### GIVEN EXERCISE:
Restate each line of the listing exactly, without carrying over any pictures.
═════ RECORDS FOR THE TASK
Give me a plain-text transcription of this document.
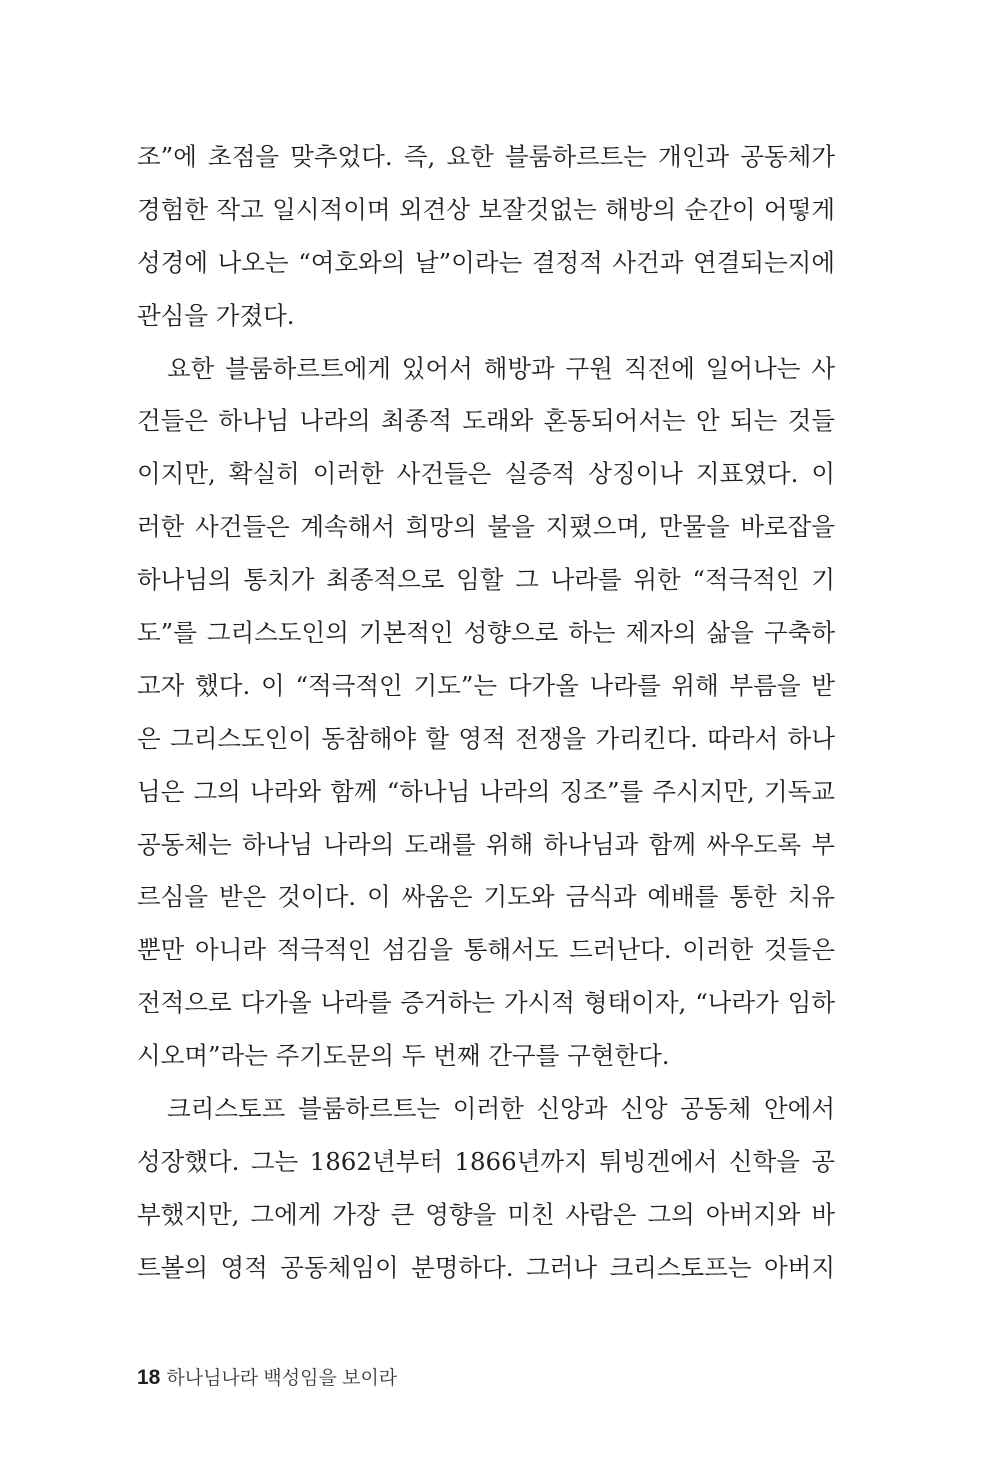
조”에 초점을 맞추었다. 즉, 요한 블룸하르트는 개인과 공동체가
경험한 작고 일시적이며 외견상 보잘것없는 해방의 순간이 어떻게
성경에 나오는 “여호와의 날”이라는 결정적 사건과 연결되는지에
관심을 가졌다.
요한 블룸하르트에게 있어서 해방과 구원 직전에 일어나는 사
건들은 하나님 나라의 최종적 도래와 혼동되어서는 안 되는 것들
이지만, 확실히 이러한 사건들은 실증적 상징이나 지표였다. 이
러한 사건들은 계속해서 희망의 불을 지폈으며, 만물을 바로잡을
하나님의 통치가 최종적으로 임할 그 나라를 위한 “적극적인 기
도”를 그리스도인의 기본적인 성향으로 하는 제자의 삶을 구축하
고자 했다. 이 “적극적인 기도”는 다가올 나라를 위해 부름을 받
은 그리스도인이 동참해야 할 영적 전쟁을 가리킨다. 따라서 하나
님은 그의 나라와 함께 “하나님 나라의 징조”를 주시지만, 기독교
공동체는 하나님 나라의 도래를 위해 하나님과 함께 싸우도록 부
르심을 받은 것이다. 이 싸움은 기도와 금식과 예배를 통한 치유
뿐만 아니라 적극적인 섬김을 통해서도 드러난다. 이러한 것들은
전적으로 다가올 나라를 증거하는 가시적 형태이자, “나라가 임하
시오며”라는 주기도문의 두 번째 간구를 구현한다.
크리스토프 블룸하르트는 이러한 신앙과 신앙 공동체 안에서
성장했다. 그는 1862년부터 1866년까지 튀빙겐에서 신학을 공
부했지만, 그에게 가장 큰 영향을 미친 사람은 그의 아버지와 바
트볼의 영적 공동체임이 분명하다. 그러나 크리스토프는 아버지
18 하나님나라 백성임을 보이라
══════════
### EXERCISE RESULT:
Give me a plain-text transcription of this document.
조”에 초점을 맞추었다. 즉, 요한 블룸하르트는 개인과 공동체가
경험한 작고 일시적이며 외견상 보잘것없는 해방의 순간이 어떻게
성경에 나오는 “여호와의 날”이라는 결정적 사건과 연결되는지에
관심을 가졌다.
요한 블룸하르트에게 있어서 해방과 구원 직전에 일어나는 사
건들은 하나님 나라의 최종적 도래와 혼동되어서는 안 되는 것들
이지만, 확실히 이러한 사건들은 실증적 상징이나 지표였다. 이
러한 사건들은 계속해서 희망의 불을 지폈으며, 만물을 바로잡을
하나님의 통치가 최종적으로 임할 그 나라를 위한 “적극적인 기
도”를 그리스도인의 기본적인 성향으로 하는 제자의 삶을 구축하
고자 했다. 이 “적극적인 기도”는 다가올 나라를 위해 부름을 받
은 그리스도인이 동참해야 할 영적 전쟁을 가리킨다. 따라서 하나
님은 그의 나라와 함께 “하나님 나라의 징조”를 주시지만, 기독교
공동체는 하나님 나라의 도래를 위해 하나님과 함께 싸우도록 부
르심을 받은 것이다. 이 싸움은 기도와 금식과 예배를 통한 치유
뿐만 아니라 적극적인 섬김을 통해서도 드러난다. 이러한 것들은
전적으로 다가올 나라를 증거하는 가시적 형태이자, “나라가 임하
시오며”라는 주기도문의 두 번째 간구를 구현한다.
크리스토프 블룸하르트는 이러한 신앙과 신앙 공동체 안에서
성장했다. 그는 1862년부터 1866년까지 튀빙겐에서 신학을 공
부했지만, 그에게 가장 큰 영향을 미친 사람은 그의 아버지와 바
트볼의 영적 공동체임이 분명하다. 그러나 크리스토프는 아버지
18 하나님나라 백성임을 보이라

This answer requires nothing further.